◆ **Work instructions**: Edit the records below by replacing "Количество проданных квартир" with "Продано квартир" and changing nothing else, then give them again without the pictures.

─── Dataset records ───

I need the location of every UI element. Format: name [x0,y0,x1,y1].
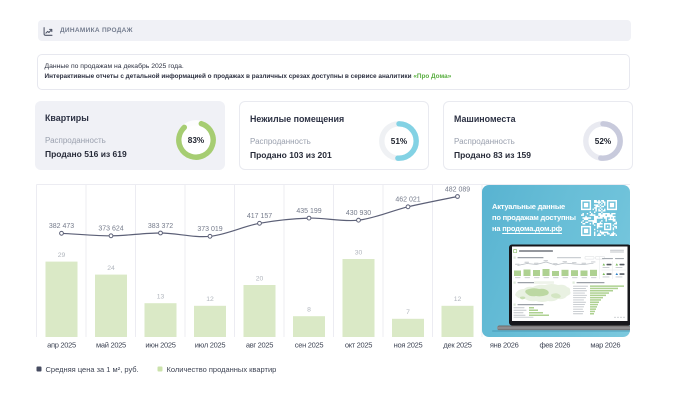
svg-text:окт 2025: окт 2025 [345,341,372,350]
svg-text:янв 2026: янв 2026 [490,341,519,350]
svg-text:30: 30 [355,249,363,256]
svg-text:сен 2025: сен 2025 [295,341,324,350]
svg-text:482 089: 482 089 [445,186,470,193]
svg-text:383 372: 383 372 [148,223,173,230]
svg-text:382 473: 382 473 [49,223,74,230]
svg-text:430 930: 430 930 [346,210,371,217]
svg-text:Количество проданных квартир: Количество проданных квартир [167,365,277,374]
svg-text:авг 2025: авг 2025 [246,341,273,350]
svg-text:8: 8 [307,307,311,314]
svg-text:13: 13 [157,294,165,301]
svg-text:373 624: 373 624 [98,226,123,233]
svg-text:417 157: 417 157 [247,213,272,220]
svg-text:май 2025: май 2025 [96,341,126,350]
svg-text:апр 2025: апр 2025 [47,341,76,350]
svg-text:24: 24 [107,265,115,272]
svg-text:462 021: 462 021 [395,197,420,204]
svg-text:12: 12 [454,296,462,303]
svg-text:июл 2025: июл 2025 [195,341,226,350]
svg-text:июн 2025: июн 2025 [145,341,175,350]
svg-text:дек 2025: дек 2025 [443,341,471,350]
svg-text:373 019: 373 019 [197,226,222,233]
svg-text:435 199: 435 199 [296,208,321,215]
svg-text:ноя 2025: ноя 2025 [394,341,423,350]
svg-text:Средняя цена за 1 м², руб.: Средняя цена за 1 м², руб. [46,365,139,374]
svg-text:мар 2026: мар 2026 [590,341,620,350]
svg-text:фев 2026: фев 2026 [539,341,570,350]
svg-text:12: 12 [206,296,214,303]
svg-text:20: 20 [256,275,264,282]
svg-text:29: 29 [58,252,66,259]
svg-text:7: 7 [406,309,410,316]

───

◆ **Response to the task**:
I need the location of every UI element. Format: name [x0,y0,x1,y1].
svg-text:окт 2025: окт 2025 [345,341,372,350]
svg-text:янв 2026: янв 2026 [490,341,519,350]
svg-text:30: 30 [355,249,363,256]
svg-text:сен 2025: сен 2025 [295,341,324,350]
svg-text:482 089: 482 089 [445,186,470,193]
svg-text:383 372: 383 372 [148,223,173,230]
svg-text:382 473: 382 473 [49,223,74,230]
svg-text:430 930: 430 930 [346,210,371,217]
svg-text:Продано квартир: Продано квартир [167,365,277,374]
svg-text:авг 2025: авг 2025 [246,341,273,350]
svg-text:8: 8 [307,307,311,314]
svg-text:13: 13 [157,294,165,301]
svg-text:373 624: 373 624 [98,226,123,233]
svg-text:417 157: 417 157 [247,213,272,220]
svg-text:май 2025: май 2025 [96,341,126,350]
svg-text:апр 2025: апр 2025 [47,341,76,350]
svg-text:24: 24 [107,265,115,272]
svg-text:462 021: 462 021 [395,197,420,204]
svg-text:12: 12 [454,296,462,303]
svg-text:июл 2025: июл 2025 [195,341,226,350]
svg-text:июн 2025: июн 2025 [145,341,175,350]
svg-text:дек 2025: дек 2025 [443,341,471,350]
svg-text:373 019: 373 019 [197,226,222,233]
svg-text:435 199: 435 199 [296,208,321,215]
svg-text:ноя 2025: ноя 2025 [394,341,423,350]
svg-text:Средняя цена за 1 м², руб.: Средняя цена за 1 м², руб. [46,365,139,374]
svg-text:мар 2026: мар 2026 [590,341,620,350]
svg-text:фев 2026: фев 2026 [539,341,570,350]
svg-text:12: 12 [206,296,214,303]
svg-text:20: 20 [256,275,264,282]
svg-text:29: 29 [58,252,66,259]
svg-text:7: 7 [406,309,410,316]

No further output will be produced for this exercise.